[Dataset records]
>>>>>

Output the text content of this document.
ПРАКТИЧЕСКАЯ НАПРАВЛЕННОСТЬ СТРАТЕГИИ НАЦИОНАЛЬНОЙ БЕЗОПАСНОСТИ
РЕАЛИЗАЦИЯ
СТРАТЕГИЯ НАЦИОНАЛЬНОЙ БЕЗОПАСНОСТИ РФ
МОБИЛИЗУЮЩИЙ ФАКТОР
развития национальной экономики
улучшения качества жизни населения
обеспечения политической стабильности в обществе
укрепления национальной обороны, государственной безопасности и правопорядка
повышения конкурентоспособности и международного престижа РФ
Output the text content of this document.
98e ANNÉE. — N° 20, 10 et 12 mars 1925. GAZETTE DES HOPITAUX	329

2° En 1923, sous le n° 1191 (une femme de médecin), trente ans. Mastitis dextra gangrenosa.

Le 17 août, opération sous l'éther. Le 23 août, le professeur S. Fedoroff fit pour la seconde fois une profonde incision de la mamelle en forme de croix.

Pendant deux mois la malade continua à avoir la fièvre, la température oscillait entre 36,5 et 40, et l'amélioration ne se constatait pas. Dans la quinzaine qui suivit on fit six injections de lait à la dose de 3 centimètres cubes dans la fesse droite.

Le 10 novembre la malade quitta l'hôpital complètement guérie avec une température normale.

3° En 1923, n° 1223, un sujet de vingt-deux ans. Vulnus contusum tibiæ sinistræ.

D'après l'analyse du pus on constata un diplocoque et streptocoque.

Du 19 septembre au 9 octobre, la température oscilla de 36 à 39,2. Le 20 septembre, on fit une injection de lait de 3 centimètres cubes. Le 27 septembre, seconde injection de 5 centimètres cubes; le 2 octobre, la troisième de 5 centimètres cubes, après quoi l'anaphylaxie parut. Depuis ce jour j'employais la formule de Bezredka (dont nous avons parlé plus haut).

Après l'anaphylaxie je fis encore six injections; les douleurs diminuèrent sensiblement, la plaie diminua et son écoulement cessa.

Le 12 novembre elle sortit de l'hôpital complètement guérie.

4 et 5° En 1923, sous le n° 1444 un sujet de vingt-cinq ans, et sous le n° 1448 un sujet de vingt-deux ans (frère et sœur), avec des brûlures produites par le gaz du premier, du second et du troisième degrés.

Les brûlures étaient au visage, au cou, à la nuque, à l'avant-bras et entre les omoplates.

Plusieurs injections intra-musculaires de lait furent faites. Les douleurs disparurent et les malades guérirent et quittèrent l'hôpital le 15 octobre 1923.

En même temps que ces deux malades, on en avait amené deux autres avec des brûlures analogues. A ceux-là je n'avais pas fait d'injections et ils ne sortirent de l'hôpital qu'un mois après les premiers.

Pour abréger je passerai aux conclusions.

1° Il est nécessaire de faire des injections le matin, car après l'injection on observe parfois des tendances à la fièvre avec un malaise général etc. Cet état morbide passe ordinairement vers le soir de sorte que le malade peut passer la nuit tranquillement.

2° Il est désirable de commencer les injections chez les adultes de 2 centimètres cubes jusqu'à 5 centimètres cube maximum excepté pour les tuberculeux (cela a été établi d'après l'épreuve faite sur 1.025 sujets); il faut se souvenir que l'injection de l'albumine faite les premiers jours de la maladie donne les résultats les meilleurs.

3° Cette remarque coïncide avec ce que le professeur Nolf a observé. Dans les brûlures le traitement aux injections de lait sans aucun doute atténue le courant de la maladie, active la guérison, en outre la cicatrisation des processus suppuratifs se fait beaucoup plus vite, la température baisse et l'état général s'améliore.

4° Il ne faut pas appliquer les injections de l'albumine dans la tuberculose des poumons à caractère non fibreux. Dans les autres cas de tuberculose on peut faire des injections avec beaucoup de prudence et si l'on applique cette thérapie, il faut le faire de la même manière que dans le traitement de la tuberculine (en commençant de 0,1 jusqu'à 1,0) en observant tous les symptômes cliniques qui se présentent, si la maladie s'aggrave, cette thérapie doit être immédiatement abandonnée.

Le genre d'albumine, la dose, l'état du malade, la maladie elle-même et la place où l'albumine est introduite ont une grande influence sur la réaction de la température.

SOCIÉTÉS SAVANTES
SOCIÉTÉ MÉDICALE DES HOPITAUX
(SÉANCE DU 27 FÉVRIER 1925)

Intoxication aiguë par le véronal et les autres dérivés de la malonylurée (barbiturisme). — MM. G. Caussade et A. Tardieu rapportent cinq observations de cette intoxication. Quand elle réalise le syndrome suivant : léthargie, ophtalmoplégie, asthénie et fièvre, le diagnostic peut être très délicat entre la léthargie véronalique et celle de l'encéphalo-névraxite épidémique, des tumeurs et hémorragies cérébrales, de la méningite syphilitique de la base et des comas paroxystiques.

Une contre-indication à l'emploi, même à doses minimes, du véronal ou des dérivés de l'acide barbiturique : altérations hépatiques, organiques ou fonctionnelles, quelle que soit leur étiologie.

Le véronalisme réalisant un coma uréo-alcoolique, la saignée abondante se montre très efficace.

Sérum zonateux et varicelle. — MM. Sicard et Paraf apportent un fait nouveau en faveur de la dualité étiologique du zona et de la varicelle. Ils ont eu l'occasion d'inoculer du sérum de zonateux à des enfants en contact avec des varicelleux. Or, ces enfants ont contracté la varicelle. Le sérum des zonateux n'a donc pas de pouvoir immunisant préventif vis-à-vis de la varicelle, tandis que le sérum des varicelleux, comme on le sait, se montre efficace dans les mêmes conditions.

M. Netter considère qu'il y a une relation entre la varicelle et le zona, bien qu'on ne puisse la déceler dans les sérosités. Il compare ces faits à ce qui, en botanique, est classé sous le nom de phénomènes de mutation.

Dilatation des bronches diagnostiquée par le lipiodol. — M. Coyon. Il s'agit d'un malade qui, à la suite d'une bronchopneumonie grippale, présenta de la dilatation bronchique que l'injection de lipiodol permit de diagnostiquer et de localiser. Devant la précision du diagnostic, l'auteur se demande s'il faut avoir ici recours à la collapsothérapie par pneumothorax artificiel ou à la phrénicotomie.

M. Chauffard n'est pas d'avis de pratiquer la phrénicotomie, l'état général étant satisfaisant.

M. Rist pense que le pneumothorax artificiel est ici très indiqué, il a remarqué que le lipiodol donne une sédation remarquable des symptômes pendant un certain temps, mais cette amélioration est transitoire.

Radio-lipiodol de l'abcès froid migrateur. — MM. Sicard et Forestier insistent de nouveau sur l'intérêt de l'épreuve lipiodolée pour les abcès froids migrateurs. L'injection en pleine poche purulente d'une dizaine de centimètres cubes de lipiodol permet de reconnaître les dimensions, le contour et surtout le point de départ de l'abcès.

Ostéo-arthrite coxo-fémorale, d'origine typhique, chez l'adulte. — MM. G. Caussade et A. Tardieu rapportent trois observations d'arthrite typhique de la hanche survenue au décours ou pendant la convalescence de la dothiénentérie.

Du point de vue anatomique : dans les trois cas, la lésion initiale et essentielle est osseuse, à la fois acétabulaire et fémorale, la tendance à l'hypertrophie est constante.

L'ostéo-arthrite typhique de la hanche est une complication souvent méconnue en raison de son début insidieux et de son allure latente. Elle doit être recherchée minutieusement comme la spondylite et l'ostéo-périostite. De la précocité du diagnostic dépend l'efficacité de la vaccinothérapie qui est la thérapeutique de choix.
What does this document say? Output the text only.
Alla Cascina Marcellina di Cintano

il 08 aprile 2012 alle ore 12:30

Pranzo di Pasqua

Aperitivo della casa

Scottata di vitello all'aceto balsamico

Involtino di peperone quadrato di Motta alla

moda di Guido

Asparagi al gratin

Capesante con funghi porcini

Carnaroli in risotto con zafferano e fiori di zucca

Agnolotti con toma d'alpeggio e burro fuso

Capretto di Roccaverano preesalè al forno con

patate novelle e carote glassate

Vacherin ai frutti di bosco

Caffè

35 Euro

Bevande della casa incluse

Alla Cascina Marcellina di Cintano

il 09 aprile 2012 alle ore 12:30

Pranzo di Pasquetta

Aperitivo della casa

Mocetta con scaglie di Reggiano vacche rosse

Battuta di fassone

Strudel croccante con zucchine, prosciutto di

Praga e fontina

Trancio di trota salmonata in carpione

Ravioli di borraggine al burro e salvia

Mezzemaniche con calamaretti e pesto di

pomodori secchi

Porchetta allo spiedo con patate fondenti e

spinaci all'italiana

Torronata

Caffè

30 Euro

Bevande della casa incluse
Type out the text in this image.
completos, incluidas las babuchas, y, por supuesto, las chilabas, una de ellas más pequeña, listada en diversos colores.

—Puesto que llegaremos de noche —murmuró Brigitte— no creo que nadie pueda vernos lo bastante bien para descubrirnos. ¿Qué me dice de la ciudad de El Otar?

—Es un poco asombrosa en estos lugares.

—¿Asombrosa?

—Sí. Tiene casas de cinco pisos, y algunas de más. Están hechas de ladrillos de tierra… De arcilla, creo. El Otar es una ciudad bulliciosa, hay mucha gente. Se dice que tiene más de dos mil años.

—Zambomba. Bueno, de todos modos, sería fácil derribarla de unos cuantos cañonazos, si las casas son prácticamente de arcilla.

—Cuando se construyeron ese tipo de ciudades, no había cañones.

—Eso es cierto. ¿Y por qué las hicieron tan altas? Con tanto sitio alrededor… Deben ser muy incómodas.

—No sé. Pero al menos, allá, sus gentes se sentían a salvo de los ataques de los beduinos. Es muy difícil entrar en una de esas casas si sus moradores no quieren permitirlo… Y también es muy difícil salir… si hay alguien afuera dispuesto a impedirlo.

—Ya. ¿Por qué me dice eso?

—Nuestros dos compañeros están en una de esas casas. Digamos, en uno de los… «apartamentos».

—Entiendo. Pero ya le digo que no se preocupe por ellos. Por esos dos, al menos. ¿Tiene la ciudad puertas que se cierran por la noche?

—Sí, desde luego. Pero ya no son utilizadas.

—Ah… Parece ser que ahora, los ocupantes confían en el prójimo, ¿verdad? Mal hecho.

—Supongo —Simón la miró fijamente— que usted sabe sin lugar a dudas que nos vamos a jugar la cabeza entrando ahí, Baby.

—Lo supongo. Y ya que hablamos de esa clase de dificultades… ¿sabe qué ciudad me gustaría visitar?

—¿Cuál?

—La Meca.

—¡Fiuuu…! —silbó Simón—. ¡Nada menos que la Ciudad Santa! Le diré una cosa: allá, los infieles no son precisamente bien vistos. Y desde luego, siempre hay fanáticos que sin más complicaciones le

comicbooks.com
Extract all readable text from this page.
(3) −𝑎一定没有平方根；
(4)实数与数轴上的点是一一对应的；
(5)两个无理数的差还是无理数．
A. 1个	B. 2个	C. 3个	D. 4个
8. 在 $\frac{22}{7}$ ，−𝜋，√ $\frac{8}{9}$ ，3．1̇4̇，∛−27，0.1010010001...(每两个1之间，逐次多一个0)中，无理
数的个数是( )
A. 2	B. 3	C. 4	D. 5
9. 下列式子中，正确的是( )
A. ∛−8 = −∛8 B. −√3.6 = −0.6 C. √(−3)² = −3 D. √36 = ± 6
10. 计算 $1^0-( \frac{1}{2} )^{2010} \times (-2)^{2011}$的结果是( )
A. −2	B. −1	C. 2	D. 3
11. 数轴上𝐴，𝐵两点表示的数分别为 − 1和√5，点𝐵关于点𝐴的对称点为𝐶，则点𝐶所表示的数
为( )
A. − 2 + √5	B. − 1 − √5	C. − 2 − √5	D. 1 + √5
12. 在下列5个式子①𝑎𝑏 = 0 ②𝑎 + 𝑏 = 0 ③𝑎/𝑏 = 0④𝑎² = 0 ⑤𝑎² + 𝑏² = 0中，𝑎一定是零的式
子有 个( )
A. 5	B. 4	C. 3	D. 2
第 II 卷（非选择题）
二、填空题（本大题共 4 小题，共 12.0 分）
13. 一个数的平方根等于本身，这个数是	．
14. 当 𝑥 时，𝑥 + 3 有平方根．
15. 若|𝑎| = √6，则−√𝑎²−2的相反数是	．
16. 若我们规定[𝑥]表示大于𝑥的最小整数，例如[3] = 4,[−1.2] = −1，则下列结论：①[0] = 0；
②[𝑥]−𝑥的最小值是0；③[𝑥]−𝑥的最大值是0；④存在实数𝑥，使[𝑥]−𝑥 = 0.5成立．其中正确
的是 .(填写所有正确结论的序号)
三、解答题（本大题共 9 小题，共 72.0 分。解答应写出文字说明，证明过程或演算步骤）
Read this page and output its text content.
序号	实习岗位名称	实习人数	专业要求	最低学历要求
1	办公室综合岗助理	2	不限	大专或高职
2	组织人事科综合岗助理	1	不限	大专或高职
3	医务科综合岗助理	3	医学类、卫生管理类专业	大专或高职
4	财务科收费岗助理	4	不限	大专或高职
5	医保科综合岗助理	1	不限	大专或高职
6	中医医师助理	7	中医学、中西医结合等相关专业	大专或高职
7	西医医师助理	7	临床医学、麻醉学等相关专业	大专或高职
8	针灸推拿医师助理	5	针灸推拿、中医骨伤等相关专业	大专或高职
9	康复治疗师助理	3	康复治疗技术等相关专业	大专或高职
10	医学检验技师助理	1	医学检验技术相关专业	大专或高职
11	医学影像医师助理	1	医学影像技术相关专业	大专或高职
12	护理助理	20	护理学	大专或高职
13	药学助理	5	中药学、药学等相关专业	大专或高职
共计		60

<<<<<

[Your task]
Return every line from the records above that holds the word "amélioration".

[Task result]
Pendant deux mois la malade continua à avoir la fièvre, la température oscillait entre 36,5 et 40, et l'amélioration ne se constatait pas. Dans la quinzaine qui suivit on fit six injections de lait à la dose de 3 centimètres cubes dans la fesse droite.
M. Rist pense que le pneumothorax artificiel est ici très indiqué, il a remarqué que le lipiodol donne une sédation remarquable des symptômes pendant un certain temps, mais cette amélioration est transitoire.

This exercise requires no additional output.